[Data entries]
== == ==

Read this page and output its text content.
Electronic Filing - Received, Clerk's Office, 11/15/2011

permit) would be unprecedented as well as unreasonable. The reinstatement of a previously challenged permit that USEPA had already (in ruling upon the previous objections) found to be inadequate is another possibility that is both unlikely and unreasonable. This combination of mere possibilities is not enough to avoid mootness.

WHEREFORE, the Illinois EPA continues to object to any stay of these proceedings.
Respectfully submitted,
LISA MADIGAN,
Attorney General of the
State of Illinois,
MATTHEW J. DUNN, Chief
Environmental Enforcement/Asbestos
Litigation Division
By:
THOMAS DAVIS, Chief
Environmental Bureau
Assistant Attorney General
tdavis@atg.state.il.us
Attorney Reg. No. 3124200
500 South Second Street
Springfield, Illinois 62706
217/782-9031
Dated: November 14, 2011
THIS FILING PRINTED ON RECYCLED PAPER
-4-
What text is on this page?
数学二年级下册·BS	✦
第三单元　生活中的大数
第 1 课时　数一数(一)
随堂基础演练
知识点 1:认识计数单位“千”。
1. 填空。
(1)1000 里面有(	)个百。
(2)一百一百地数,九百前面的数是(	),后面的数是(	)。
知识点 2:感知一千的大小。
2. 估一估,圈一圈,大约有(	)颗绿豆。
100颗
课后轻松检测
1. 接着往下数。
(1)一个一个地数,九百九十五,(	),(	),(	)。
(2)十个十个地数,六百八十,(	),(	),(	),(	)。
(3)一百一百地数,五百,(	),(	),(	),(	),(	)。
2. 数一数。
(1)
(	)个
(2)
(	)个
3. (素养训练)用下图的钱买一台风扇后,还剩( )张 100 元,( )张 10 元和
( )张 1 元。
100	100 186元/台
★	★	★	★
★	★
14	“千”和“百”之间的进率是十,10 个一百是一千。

== == ==

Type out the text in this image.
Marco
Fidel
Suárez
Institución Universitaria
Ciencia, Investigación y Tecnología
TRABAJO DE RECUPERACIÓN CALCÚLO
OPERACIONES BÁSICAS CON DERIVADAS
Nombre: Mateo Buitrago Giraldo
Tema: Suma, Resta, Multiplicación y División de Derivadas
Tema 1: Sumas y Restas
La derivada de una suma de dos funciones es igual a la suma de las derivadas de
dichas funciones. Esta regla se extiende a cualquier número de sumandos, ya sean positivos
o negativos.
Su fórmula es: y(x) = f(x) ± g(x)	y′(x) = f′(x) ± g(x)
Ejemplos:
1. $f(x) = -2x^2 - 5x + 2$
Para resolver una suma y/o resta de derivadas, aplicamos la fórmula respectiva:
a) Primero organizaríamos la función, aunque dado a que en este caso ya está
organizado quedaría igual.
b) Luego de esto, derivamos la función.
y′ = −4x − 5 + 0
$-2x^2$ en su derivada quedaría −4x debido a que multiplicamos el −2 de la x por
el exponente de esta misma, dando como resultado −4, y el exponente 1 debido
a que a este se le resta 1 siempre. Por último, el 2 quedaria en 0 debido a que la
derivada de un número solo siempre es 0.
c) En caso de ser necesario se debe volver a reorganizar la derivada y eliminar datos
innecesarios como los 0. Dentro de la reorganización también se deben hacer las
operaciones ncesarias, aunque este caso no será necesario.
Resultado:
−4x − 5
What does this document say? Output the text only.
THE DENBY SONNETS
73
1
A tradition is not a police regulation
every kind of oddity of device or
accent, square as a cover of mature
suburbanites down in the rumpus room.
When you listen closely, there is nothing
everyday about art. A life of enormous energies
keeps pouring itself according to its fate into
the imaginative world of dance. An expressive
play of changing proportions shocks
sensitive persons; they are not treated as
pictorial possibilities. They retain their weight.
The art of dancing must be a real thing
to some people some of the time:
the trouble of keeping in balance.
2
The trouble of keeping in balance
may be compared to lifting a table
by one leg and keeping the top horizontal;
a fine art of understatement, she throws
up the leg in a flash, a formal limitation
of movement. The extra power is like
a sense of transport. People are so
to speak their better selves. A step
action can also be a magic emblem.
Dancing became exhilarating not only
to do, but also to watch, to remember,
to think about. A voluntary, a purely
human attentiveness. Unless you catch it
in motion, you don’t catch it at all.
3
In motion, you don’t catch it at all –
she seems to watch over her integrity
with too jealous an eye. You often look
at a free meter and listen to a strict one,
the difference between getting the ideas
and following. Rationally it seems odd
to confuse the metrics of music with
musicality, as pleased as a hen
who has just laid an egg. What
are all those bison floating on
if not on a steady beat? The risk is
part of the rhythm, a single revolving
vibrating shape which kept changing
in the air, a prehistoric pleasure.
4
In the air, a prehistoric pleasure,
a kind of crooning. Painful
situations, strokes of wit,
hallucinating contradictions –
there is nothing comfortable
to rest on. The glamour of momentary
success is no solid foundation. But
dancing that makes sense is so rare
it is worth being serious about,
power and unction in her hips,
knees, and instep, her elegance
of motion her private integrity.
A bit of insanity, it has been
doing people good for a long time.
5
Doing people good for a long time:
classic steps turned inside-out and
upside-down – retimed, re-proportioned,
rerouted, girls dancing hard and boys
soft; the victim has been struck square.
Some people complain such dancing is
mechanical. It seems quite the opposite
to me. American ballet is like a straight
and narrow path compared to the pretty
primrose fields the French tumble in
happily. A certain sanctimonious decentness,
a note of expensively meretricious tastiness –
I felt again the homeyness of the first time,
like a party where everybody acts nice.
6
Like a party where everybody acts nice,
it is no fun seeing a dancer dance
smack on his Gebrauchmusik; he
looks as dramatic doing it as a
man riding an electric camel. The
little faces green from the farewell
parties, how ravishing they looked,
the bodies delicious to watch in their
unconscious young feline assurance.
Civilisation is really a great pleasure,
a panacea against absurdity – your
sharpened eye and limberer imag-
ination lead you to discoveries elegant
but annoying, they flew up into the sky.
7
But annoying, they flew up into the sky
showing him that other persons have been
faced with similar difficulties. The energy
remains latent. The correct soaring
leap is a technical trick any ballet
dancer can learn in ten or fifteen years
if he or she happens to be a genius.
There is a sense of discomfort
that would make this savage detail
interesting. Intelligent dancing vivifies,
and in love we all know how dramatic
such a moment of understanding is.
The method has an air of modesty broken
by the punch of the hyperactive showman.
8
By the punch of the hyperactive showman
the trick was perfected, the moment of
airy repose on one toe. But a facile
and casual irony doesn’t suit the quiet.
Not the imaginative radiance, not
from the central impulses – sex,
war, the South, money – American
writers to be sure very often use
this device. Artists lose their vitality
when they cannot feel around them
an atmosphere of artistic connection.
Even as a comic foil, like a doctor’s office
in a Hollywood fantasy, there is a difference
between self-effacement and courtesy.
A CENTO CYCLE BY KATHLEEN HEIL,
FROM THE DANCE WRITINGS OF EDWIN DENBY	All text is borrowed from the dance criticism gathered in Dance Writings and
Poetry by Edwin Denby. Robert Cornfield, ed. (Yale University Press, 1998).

== == ==

Problem to work on —
Search the listing for the string "flew". Copy each line where it turns up.

Problem solution —
but annoying, they flew up into the sky.
But annoying, they flew up into the sky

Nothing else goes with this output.